DATASET ROWS -
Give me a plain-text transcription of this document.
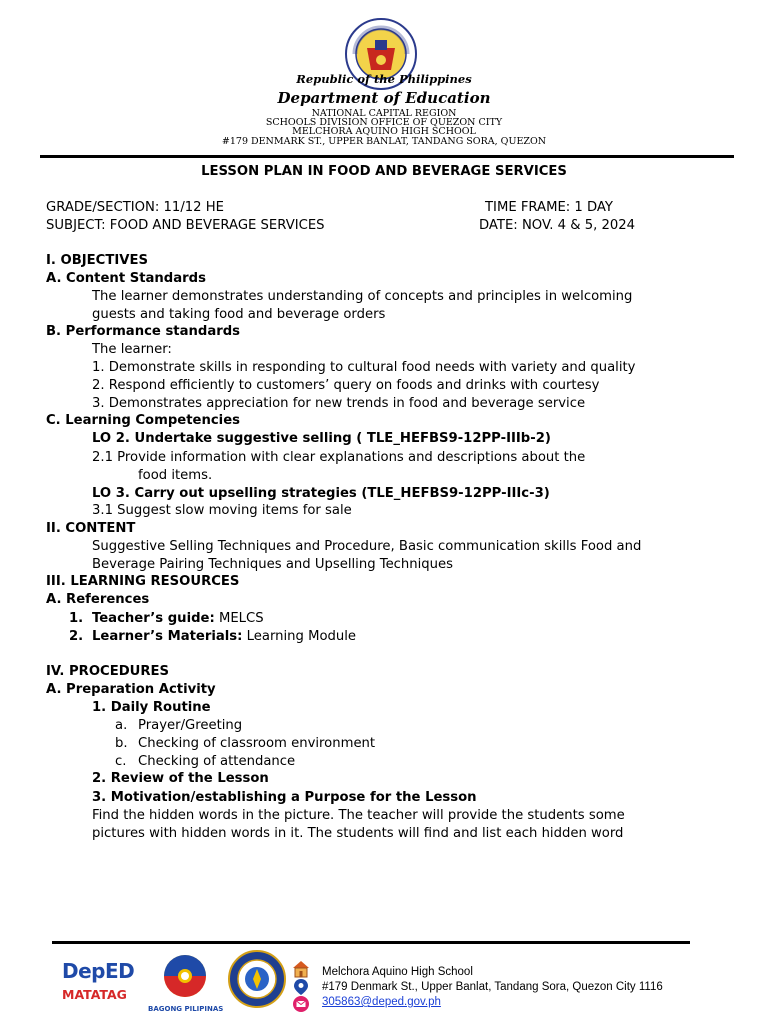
Republic of the Philippines
Department of Education
NATIONAL CAPITAL REGION
SCHOOLS DIVISION OFFICE OF QUEZON CITY
MELCHORA AQUINO HIGH SCHOOL
#179 DENMARK ST., UPPER BANLAT, TANDANG SORA, QUEZON
LESSON PLAN IN FOOD AND BEVERAGE SERVICES
GRADE/SECTION: 11/12 HE	TIME FRAME: 1 DAY
SUBJECT: FOOD AND BEVERAGE SERVICES	DATE: NOV. 4 & 5, 2024
I. OBJECTIVES
A. Content Standards
The learner demonstrates understanding of concepts and principles in welcoming
guests and taking food and beverage orders
B. Performance standards
The learner:
1. Demonstrate skills in responding to cultural food needs with variety and quality
2. Respond efficiently to customers’ query on foods and drinks with courtesy
3. Demonstrates appreciation for new trends in food and beverage service
C. Learning Competencies
LO 2. Undertake suggestive selling ( TLE_HEFBS9-12PP-IIIb-2)
2.1 Provide information with clear explanations and descriptions about the
food items.
LO 3. Carry out upselling strategies (TLE_HEFBS9-12PP-IIIc-3)
3.1 Suggest slow moving items for sale
II. CONTENT
Suggestive Selling Techniques and Procedure, Basic communication skills Food and
Beverage Pairing Techniques and Upselling Techniques
III. LEARNING RESOURCES
A. References
1. Teacher’s guide: MELCS
2. Learner’s Materials: Learning Module
IV. PROCEDURES
A. Preparation Activity
1. Daily Routine
a. Prayer/Greeting
b. Checking of classroom environment
c. Checking of attendance
2. Review of the Lesson
3. Motivation/establishing a Purpose for the Lesson
Find the hidden words in the picture. The teacher will provide the students some
pictures with hidden words in it. The students will find and list each hidden word
DepED
MATATAG
BAGONG PILIPINAS
Melchora Aquino High School
#179 Denmark St., Upper Banlat, Tandang Sora, Quezon City 1116
305863@deped.gov.ph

GIVEN TASK -
Out of the preceding entries, pull every line containing the string "hidden".

REPLY TO THE TASK -
Find the hidden words in the picture. The teacher will provide the students some
pictures with hidden words in it. The students will find and list each hidden word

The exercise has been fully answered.